▶ _Provided text_
Estimated Respondent Burden for 2008 Assessments

Contained in this Submittal

By Grade

2008

Part	Grade/Component	# of Students	Student Burden (in hours)	# of Teachers	Teacher Burden	# of Schools	School Burden	*SD/ELL (# of school personnel)**	*SD/ELL Burden**
		# of Students	Student Burden (in hours)	# of Teachers	(in hours)	# of Schools	(in hours)	*SD/ELL (# of school personnel)**	(in hours)
1 of 8	4th Grade Student Science Reading Braid	5,000 10,000	1,250 2,500
2 of 8	8th Grade Student Science Reading Braid	4,500 12,000	1,125 3,000
3 of 8	12th Grade Student Science Reading Motivation	5,500 3,600	1,375 900
4 of 8	4th Grade Teacher Science Math Reading			300 312 1,320	100 104 440
5 of 8	8th Grade Teacher Science Math Reading			270 312 1,680	90 104 560
6 of 8	4th Grade School Science Math Reading					100 104 440	50 52 220
7 of 8	8th Grade School Science Math Reading					90 104 555	45 52 278
8 of 8	12th Grade School Science Math Reading Reading Motivation					110 120 120 60	55 60 60 30

		40,600	10,150	4,194	1,398	1,803	902

* SD-ELL burden estimates for operational, pre-calibration, and pilot for 2008 will be submitted in a Wave 3 submittal.

Overview of NAEP 2008-2010 Assessments

The following broad overview of the 2008-2010 NAEP assessments was submitted as part of the initial systems clearance submittal. The National Assessment Governing Board determines NAEP policy and assessment schedule, and future Board decisions may result in changes to some aspects of an assessment (e.g., which subjects are assessed in which years). However, overall methodology and assessment process will remain constant. In the 2008 assessment year, questionnaires will be administered to students at grades 4, 8, and 12; to students at ages 9, 13, and 17 for LTT; to teachers at grades 4 and 8; and to school administrators at grades 4, 8, and 12.

[Box coordinate listings]
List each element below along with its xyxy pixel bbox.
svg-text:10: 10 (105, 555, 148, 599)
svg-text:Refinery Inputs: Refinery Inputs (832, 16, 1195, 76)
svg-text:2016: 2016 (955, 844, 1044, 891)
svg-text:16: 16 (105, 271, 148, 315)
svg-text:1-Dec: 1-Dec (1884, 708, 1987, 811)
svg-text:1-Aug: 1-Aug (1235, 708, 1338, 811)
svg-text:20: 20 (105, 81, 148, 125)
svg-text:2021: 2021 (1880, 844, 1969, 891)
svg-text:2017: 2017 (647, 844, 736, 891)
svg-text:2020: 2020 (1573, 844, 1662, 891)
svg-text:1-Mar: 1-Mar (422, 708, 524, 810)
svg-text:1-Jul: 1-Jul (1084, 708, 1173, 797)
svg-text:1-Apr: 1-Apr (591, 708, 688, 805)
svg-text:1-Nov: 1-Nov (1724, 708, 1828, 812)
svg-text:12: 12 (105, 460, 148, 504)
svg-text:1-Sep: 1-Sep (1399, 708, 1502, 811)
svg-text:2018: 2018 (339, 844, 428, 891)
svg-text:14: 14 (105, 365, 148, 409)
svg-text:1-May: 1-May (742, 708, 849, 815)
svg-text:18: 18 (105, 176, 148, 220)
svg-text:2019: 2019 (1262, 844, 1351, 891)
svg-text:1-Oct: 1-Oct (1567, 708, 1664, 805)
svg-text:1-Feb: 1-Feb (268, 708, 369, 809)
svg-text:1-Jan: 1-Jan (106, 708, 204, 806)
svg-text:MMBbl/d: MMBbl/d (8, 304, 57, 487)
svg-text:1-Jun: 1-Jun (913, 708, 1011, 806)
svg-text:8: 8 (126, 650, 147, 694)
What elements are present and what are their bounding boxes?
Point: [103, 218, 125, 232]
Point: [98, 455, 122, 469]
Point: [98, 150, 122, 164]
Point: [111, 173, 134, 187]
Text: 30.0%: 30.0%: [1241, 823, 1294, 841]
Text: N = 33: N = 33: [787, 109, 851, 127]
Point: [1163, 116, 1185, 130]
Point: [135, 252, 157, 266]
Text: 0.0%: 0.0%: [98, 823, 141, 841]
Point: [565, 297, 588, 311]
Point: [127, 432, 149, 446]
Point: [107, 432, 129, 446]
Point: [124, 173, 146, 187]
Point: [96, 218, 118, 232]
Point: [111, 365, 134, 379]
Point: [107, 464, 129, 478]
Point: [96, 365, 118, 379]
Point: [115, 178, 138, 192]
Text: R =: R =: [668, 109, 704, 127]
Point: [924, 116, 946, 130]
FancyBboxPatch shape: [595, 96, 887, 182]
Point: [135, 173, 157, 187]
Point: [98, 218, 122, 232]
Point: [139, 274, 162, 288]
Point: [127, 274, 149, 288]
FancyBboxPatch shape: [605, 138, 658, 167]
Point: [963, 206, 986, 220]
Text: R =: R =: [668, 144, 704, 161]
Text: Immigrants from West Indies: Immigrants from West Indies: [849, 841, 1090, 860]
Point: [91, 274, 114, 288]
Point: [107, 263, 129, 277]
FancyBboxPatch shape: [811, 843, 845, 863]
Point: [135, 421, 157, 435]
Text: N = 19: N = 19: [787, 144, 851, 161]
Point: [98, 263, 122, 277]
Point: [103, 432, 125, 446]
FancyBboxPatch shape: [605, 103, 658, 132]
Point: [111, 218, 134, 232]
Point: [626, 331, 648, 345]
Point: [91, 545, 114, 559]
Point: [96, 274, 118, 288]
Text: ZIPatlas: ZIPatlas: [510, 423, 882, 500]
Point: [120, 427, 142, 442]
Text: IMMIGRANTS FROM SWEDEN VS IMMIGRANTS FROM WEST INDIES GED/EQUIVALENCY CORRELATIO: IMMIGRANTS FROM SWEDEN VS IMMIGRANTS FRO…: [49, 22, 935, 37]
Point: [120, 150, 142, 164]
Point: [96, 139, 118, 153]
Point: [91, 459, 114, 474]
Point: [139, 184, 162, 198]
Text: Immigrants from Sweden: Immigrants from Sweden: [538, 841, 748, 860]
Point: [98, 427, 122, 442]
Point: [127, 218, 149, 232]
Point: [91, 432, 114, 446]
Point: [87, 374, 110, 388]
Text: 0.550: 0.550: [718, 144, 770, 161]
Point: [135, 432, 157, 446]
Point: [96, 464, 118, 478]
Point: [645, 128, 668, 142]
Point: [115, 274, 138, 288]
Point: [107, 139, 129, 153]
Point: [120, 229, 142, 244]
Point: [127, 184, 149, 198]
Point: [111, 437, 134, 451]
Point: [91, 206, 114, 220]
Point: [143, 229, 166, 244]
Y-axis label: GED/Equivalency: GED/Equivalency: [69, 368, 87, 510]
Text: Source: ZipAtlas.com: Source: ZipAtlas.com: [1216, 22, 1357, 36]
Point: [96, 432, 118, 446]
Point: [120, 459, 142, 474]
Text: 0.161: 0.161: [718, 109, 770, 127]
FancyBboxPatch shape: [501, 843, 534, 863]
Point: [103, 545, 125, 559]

▶ _Exercise instructions_
Copy everything from "The following broad" down to "4, 8, and 12." in the NAEP text, renaming "methodology" to "approach". Rely on the NAEP text alone.

▶ _The answer_
The following broad overview of the 2008-2010 NAEP assessments was submitted as part of the initial systems clearance submittal. The National Assessment Governing Board determines NAEP policy and assessment schedule, and future Board decisions may result in changes to some aspects of an assessment (e.g., which subjects are assessed in which years). However, overall approach and assessment process will remain constant. In the 2008 assessment year, questionnaires will be administered to students at grades 4, 8, and 12; to students at ages 9, 13, and 17 for LTT; to teachers at grades 4 and 8; and to school administrators at grades 4, 8, and 12.